Dem Risiko die Stirn bieten – mit Vielfalt
Projektbeispiel aus Sierra Leone
In Sierra Leone arbeiten über 60 Prozent der Bevölkerung in der Landwirtschaft. Viele davon sind auf Selbstversorgung angewiesen. Doch Umweltzerstörung, das Schwinden fruchtbaren Bodens und das Missmanagement von natürlichen Ressourcen machen ihnen das Leben schwer. Die reichhaltigen Ressourcen des Landes kommen vielfach vor allem ausländischen Firmen und einigen wenigen privilegierten Menschen zugute. Die Anliegen und Bedürfnisse der lokalen Bevölkerung werden oft übergangen, zum Beispiel, wenn Land für den Goldabbau oder zur Gewinnung von Bioenergie vereinnahmt wird. Auch die Auswirkungen des Klimawandels machen sich zusehends bemerkbar.
Viele Menschen in Sierra Leone schaffen es nicht, sich darauf einzustellen oder dagegen zu wehren. Schon allein, weil es schwer ist, überhaupt an verlässliche Informationen zu kommen. Oft sind diese auch nicht in den benötigten Sprachen verfügbar. Die sprachliche Vielfalt ist fester Bestandteil der sierra-leonischen Identität. Doch schon bei der Bewältigung der Ebola-Epidemie (2014/15) hat sie sich als Schwachstelle erwiesen. Wenn Informationen nur in der Amtssprache Englisch verfügbar sind, werden nicht alle Menschen erreicht. Eine Alphabetisierungsrate von lediglich knapp über 40 Prozent kommt erschwerend hinzu. Da bleiben viele außen vor. Wenn der Zugang zu Bildung und Information verwehrt ist, sind Beteiligung und Mitsprache kaum möglich.

§ Vorgaben und Anforderungen
Wie hoch ist laut dem Seitenauszug über Sierra Leone die Alphabetisierungsrate?

§ Inhalt des Datensatzes
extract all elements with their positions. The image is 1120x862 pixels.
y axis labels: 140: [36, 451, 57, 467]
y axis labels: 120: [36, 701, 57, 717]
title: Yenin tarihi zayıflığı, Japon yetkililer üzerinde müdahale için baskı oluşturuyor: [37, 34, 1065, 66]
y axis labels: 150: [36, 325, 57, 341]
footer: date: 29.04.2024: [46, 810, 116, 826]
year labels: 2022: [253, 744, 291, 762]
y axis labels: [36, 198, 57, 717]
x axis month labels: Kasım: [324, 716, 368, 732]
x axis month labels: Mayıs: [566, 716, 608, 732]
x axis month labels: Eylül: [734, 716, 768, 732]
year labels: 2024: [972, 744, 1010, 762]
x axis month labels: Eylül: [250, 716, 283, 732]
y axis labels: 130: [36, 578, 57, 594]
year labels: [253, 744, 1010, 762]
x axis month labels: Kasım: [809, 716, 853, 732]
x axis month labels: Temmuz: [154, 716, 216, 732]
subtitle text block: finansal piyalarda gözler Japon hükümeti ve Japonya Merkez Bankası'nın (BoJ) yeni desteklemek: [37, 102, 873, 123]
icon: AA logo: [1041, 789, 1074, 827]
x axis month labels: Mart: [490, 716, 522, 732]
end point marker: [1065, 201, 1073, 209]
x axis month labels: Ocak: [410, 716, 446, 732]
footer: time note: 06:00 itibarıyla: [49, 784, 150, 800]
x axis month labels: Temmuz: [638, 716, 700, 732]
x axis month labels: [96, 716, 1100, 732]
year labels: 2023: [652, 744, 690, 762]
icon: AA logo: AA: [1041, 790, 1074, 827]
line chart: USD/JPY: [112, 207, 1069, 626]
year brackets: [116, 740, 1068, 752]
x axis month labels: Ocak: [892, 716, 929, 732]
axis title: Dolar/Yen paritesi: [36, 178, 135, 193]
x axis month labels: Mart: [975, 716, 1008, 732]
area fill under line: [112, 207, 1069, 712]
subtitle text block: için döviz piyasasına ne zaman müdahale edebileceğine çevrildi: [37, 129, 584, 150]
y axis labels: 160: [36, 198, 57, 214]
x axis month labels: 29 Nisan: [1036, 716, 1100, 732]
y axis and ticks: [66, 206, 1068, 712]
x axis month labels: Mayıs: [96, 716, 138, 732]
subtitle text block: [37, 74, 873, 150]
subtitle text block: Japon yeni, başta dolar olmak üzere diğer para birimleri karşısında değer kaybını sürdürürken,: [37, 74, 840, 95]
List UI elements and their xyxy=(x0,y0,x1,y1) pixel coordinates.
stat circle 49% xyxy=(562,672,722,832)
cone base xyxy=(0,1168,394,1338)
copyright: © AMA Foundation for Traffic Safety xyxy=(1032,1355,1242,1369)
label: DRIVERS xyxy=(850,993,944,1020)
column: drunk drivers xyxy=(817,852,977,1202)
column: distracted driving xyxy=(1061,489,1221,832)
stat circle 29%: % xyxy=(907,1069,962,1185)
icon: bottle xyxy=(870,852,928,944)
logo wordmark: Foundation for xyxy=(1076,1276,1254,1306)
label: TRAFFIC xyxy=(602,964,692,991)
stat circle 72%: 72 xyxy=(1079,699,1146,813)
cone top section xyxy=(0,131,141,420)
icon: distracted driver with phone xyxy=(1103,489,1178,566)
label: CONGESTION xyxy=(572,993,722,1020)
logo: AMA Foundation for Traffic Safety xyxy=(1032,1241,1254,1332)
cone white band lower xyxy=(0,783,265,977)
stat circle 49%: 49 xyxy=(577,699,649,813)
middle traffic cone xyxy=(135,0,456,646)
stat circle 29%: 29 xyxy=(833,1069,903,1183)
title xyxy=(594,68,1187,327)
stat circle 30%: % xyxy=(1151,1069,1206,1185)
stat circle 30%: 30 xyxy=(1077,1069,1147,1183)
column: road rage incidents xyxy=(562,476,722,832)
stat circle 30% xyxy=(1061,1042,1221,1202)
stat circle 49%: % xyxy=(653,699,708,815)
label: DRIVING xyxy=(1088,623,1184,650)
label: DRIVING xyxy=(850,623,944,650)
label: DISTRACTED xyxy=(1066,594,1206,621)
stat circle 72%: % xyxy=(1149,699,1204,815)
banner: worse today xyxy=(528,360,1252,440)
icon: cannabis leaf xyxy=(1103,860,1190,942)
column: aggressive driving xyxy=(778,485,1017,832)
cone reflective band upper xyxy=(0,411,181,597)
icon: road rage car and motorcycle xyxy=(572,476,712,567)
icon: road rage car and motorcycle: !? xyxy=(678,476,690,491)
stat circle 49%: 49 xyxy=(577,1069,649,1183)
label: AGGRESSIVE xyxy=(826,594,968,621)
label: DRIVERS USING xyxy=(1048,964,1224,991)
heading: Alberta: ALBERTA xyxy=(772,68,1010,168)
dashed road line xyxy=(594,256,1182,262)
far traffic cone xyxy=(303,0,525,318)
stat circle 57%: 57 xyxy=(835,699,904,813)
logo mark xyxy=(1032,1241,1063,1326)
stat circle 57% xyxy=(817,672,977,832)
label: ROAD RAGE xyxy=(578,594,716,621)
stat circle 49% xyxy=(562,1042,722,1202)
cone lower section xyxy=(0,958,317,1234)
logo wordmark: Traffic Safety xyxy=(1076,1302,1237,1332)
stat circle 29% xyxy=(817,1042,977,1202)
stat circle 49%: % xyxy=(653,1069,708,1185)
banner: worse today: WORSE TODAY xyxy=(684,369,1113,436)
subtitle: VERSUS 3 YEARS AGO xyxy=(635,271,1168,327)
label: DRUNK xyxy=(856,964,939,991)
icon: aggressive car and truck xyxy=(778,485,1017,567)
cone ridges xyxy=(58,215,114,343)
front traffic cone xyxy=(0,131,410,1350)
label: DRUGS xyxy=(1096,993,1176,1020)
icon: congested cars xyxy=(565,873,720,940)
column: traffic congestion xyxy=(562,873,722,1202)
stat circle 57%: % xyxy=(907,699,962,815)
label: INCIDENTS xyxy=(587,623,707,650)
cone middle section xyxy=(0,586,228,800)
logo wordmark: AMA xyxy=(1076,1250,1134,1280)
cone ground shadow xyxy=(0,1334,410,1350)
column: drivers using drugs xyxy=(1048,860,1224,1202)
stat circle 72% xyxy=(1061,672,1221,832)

§ Ergebnis der Übung
Lediglich knapp über 40 Prozent.